> _Data lines_:

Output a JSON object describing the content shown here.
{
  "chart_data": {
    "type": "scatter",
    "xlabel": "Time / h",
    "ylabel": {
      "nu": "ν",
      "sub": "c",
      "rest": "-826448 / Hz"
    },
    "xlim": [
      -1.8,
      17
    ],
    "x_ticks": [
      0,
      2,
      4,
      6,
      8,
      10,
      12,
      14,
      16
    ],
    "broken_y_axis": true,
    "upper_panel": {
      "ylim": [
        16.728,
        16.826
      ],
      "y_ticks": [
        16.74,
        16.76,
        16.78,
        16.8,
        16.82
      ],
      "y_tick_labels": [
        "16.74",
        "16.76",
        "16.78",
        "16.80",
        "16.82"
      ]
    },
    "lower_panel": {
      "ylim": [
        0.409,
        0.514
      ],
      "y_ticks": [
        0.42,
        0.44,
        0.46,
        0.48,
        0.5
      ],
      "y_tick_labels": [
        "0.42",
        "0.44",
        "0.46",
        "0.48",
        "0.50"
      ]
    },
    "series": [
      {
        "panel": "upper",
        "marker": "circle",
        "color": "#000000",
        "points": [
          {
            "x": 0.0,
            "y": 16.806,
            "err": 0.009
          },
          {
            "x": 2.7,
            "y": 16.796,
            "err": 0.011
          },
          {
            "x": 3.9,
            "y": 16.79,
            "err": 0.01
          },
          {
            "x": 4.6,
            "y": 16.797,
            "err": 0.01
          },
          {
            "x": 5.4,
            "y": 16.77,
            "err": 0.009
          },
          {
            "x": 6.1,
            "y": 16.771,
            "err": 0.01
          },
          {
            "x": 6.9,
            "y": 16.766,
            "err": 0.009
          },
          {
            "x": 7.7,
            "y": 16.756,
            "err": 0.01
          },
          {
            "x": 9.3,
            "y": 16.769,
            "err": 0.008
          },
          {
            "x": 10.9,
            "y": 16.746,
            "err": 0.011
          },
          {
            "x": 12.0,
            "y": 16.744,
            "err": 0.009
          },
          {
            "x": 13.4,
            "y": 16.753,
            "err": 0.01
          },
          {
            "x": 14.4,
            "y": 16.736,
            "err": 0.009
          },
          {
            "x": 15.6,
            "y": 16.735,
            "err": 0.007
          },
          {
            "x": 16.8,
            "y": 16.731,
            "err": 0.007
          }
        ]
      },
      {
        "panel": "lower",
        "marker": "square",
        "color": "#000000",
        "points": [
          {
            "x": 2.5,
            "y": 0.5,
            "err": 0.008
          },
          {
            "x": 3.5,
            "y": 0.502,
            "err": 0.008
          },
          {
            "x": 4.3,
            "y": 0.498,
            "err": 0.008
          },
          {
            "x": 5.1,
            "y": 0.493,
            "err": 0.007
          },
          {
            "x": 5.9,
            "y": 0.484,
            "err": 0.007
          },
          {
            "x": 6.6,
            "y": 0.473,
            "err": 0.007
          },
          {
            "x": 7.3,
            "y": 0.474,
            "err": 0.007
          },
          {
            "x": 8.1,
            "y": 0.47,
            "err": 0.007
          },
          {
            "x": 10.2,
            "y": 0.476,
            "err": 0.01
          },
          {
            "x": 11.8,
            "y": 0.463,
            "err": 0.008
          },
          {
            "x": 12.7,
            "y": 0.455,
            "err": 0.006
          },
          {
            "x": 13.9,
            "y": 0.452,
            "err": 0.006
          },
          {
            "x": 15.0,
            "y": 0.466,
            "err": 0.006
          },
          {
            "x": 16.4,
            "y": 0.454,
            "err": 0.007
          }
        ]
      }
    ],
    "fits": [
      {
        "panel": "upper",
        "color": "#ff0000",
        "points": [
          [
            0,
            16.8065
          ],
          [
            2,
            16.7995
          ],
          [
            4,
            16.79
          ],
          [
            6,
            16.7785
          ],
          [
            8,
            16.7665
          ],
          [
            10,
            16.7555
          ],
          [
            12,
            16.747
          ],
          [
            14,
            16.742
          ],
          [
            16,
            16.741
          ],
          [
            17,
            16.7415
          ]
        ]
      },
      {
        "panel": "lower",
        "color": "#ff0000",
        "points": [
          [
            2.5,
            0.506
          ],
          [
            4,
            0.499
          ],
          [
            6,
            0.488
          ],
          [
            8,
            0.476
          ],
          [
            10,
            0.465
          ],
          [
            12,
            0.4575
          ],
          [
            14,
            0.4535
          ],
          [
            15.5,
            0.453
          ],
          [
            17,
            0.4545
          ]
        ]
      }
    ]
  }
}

> _Instructions for the task_:
Set down the entries above again, word for word.

> _Solved exercise_:
Output a JSON object describing the content shown here.
{
  "chart_data": {
    "type": "scatter",
    "xlabel": "Time / h",
    "ylabel": {
      "nu": "ν",
      "sub": "c",
      "rest": "-826448 / Hz"
    },
    "xlim": [
      -1.8,
      17
    ],
    "x_ticks": [
      0,
      2,
      4,
      6,
      8,
      10,
      12,
      14,
      16
    ],
    "broken_y_axis": true,
    "upper_panel": {
      "ylim": [
        16.728,
        16.826
      ],
      "y_ticks": [
        16.74,
        16.76,
        16.78,
        16.8,
        16.82
      ],
      "y_tick_labels": [
        "16.74",
        "16.76",
        "16.78",
        "16.80",
        "16.82"
      ]
    },
    "lower_panel": {
      "ylim": [
        0.409,
        0.514
      ],
      "y_ticks": [
        0.42,
        0.44,
        0.46,
        0.48,
        0.5
      ],
      "y_tick_labels": [
        "0.42",
        "0.44",
        "0.46",
        "0.48",
        "0.50"
      ]
    },
    "series": [
      {
        "panel": "upper",
        "marker": "circle",
        "color": "#000000",
        "points": [
          {
            "x": 0.0,
            "y": 16.806,
            "err": 0.009
          },
          {
            "x": 2.7,
            "y": 16.796,
            "err": 0.011
          },
          {
            "x": 3.9,
            "y": 16.79,
            "err": 0.01
          },
          {
            "x": 4.6,
            "y": 16.797,
            "err": 0.01
          },
          {
            "x": 5.4,
            "y": 16.77,
            "err": 0.009
          },
          {
            "x": 6.1,
            "y": 16.771,
            "err": 0.01
          },
          {
            "x": 6.9,
            "y": 16.766,
            "err": 0.009
          },
          {
            "x": 7.7,
            "y": 16.756,
            "err": 0.01
          },
          {
            "x": 9.3,
            "y": 16.769,
            "err": 0.008
          },
          {
            "x": 10.9,
            "y": 16.746,
            "err": 0.011
          },
          {
            "x": 12.0,
            "y": 16.744,
            "err": 0.009
          },
          {
            "x": 13.4,
            "y": 16.753,
            "err": 0.01
          },
          {
            "x": 14.4,
            "y": 16.736,
            "err": 0.009
          },
          {
            "x": 15.6,
            "y": 16.735,
            "err": 0.007
          },
          {
            "x": 16.8,
            "y": 16.731,
            "err": 0.007
          }
        ]
      },
      {
        "panel": "lower",
        "marker": "square",
        "color": "#000000",
        "points": [
          {
            "x": 2.5,
            "y": 0.5,
            "err": 0.008
          },
          {
            "x": 3.5,
            "y": 0.502,
            "err": 0.008
          },
          {
            "x": 4.3,
            "y": 0.498,
            "err": 0.008
          },
          {
            "x": 5.1,
            "y": 0.493,
            "err": 0.007
          },
          {
            "x": 5.9,
            "y": 0.484,
            "err": 0.007
          },
          {
            "x": 6.6,
            "y": 0.473,
            "err": 0.007
          },
          {
            "x": 7.3,
            "y": 0.474,
            "err": 0.007
          },
          {
            "x": 8.1,
            "y": 0.47,
            "err": 0.007
          },
          {
            "x": 10.2,
            "y": 0.476,
            "err": 0.01
          },
          {
            "x": 11.8,
            "y": 0.463,
            "err": 0.008
          },
          {
            "x": 12.7,
            "y": 0.455,
            "err": 0.006
          },
          {
            "x": 13.9,
            "y": 0.452,
            "err": 0.006
          },
          {
            "x": 15.0,
            "y": 0.466,
            "err": 0.006
          },
          {
            "x": 16.4,
            "y": 0.454,
            "err": 0.007
          }
        ]
      }
    ],
    "fits": [
      {
        "panel": "upper",
        "color": "#ff0000",
        "points": [
          [
            0,
            16.8065
          ],
          [
            2,
            16.7995
          ],
          [
            4,
            16.79
          ],
          [
            6,
            16.7785
          ],
          [
            8,
            16.7665
          ],
          [
            10,
            16.7555
          ],
          [
            12,
            16.747
          ],
          [
            14,
            16.742
          ],
          [
            16,
            16.741
          ],
          [
            17,
            16.7415
          ]
        ]
      },
      {
        "panel": "lower",
        "color": "#ff0000",
        "points": [
          [
            2.5,
            0.506
          ],
          [
            4,
            0.499
          ],
          [
            6,
            0.488
          ],
          [
            8,
            0.476
          ],
          [
            10,
            0.465
          ],
          [
            12,
            0.4575
          ],
          [
            14,
            0.4535
          ],
          [
            15.5,
            0.453
          ],
          [
            17,
            0.4545
          ]
        ]
      }
    ]
  }
}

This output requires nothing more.